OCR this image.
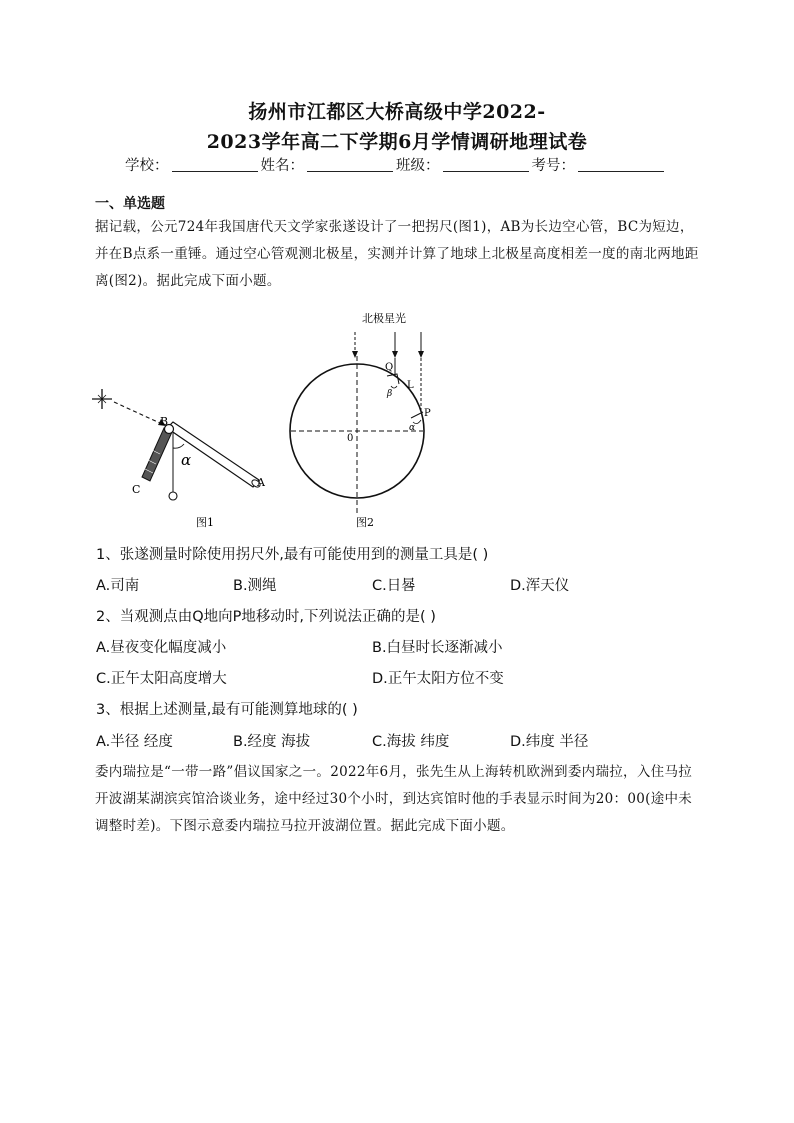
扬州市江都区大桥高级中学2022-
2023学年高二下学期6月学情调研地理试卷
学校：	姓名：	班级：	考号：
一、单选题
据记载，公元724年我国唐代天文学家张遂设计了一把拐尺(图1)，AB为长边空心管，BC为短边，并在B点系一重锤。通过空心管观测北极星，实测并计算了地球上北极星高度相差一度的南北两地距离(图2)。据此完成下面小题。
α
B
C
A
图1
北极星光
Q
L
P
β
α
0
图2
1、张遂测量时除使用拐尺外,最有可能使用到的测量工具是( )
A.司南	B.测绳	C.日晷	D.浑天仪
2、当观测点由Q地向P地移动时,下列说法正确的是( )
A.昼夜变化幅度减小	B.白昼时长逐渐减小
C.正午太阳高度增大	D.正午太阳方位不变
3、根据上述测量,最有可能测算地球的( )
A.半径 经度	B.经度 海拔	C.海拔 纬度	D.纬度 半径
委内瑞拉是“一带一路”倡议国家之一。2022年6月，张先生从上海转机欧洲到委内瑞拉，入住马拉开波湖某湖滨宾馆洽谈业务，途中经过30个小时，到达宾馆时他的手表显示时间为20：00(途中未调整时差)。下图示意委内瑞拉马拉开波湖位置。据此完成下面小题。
....
Your objective
Omit the pictures, and quote the material above exactly as given.

Output for this task
OCR this image.
扬州市江都区大桥高级中学2022-
2023学年高二下学期6月学情调研地理试卷
学校：	姓名：	班级：	考号：
一、单选题
据记载，公元724年我国唐代天文学家张遂设计了一把拐尺(图1)，AB为长边空心管，BC为短边，并在B点系一重锤。通过空心管观测北极星，实测并计算了地球上北极星高度相差一度的南北两地距离(图2)。据此完成下面小题。
α
B
C
A
图1
北极星光
Q
L
P
β
α
0
图2
1、张遂测量时除使用拐尺外,最有可能使用到的测量工具是( )
A.司南	B.测绳	C.日晷	D.浑天仪
2、当观测点由Q地向P地移动时,下列说法正确的是( )
A.昼夜变化幅度减小	B.白昼时长逐渐减小
C.正午太阳高度增大	D.正午太阳方位不变
3、根据上述测量,最有可能测算地球的( )
A.半径 经度	B.经度 海拔	C.海拔 纬度	D.纬度 半径
委内瑞拉是“一带一路”倡议国家之一。2022年6月，张先生从上海转机欧洲到委内瑞拉，入住马拉开波湖某湖滨宾馆洽谈业务，途中经过30个小时，到达宾馆时他的手表显示时间为20：00(途中未调整时差)。下图示意委内瑞拉马拉开波湖位置。据此完成下面小题。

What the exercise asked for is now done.